REQUEST :: Leave out the pictures and copy every record exactly.

MATERIALS PROVIDED ::
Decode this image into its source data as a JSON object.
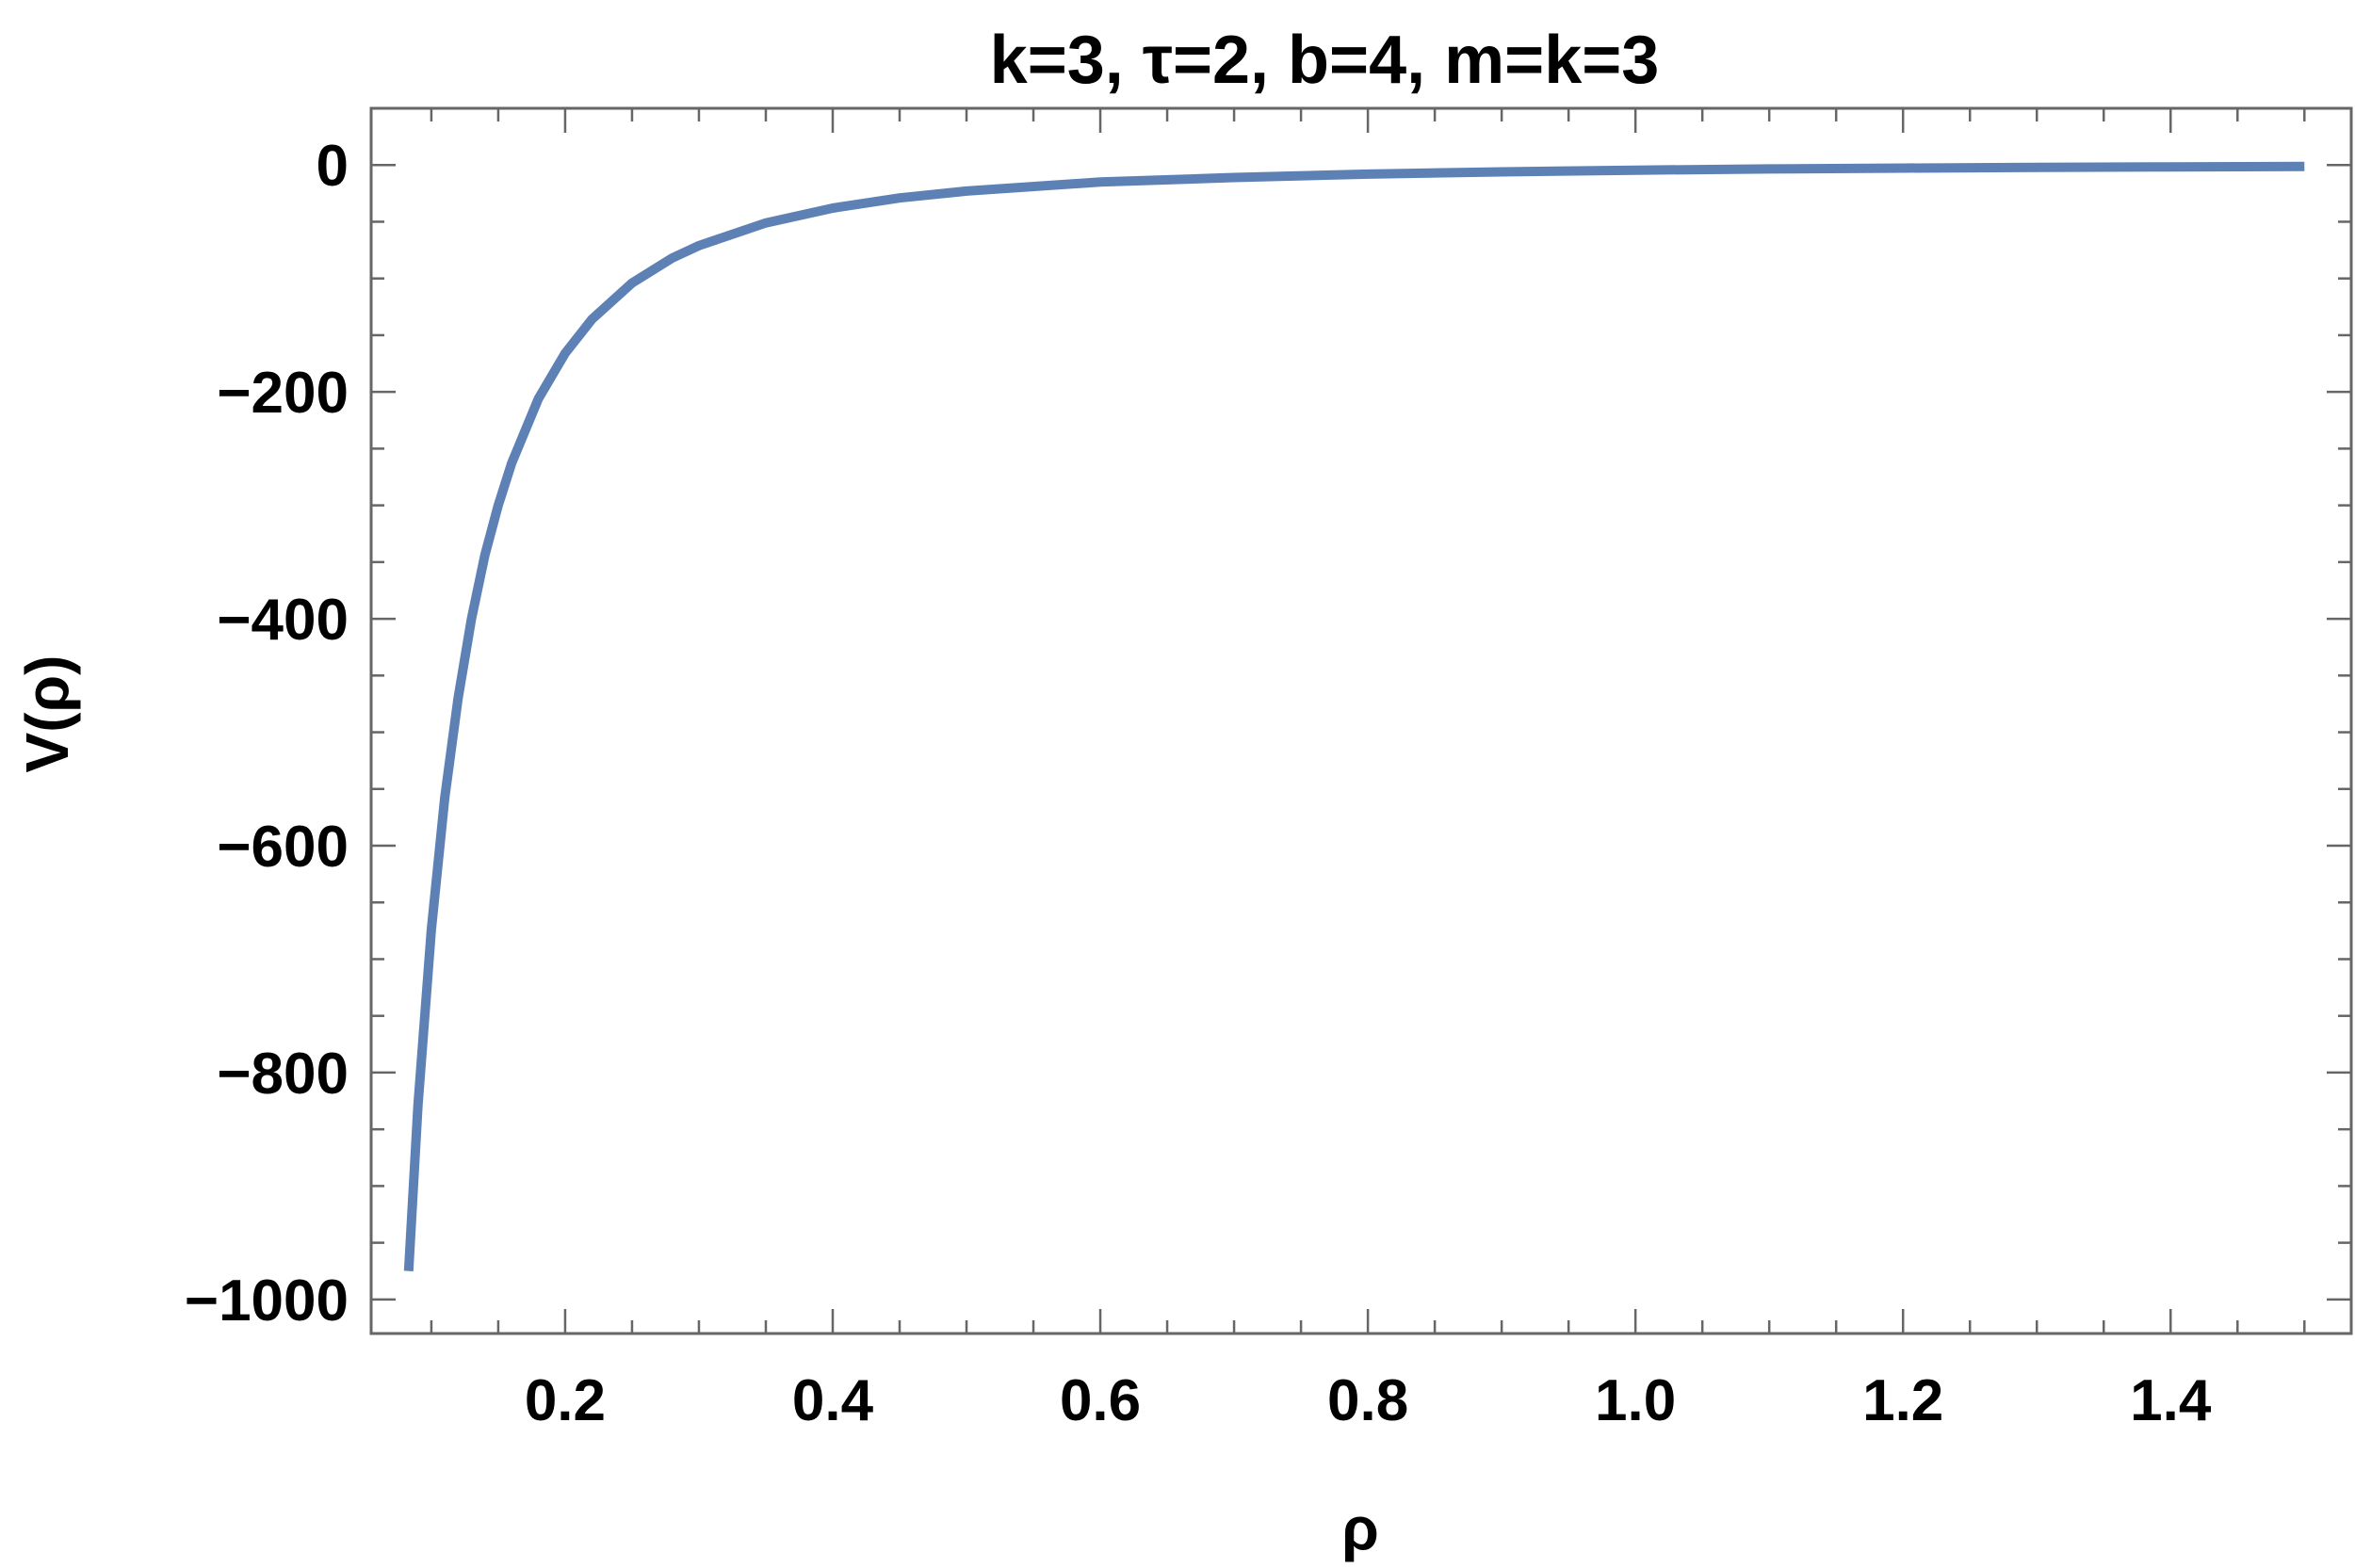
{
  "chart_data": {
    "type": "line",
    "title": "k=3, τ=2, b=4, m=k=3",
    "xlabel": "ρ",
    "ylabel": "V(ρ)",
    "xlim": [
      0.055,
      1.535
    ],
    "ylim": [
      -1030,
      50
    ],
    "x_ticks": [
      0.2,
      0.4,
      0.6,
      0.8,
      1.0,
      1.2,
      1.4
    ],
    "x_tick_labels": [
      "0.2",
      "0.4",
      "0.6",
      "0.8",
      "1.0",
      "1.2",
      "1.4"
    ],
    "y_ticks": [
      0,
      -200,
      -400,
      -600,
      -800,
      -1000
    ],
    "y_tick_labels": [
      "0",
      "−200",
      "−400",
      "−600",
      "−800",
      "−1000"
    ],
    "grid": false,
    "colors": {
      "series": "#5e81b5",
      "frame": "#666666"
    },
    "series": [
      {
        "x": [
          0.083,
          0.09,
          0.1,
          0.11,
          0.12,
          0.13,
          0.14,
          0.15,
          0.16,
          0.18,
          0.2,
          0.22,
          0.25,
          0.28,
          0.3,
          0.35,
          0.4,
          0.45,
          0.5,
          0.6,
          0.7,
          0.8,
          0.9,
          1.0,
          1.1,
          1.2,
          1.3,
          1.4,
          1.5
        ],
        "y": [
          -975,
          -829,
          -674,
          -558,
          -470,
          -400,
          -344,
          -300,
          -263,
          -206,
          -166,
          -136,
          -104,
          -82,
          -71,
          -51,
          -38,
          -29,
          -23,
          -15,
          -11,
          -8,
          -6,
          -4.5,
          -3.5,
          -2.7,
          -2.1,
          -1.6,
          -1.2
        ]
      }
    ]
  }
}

EXERCISE RESPONSE ::
Decode this image into its source data as a JSON object.
{
  "chart_data": {
    "type": "line",
    "title": "k=3, τ=2, b=4, m=k=3",
    "xlabel": "ρ",
    "ylabel": "V(ρ)",
    "xlim": [
      0.055,
      1.535
    ],
    "ylim": [
      -1030,
      50
    ],
    "x_ticks": [
      0.2,
      0.4,
      0.6,
      0.8,
      1.0,
      1.2,
      1.4
    ],
    "x_tick_labels": [
      "0.2",
      "0.4",
      "0.6",
      "0.8",
      "1.0",
      "1.2",
      "1.4"
    ],
    "y_ticks": [
      0,
      -200,
      -400,
      -600,
      -800,
      -1000
    ],
    "y_tick_labels": [
      "0",
      "−200",
      "−400",
      "−600",
      "−800",
      "−1000"
    ],
    "grid": false,
    "colors": {
      "series": "#5e81b5",
      "frame": "#666666"
    },
    "series": [
      {
        "x": [
          0.083,
          0.09,
          0.1,
          0.11,
          0.12,
          0.13,
          0.14,
          0.15,
          0.16,
          0.18,
          0.2,
          0.22,
          0.25,
          0.28,
          0.3,
          0.35,
          0.4,
          0.45,
          0.5,
          0.6,
          0.7,
          0.8,
          0.9,
          1.0,
          1.1,
          1.2,
          1.3,
          1.4,
          1.5
        ],
        "y": [
          -975,
          -829,
          -674,
          -558,
          -470,
          -400,
          -344,
          -300,
          -263,
          -206,
          -166,
          -136,
          -104,
          -82,
          -71,
          -51,
          -38,
          -29,
          -23,
          -15,
          -11,
          -8,
          -6,
          -4.5,
          -3.5,
          -2.7,
          -2.1,
          -1.6,
          -1.2
        ]
      }
    ]
  }
}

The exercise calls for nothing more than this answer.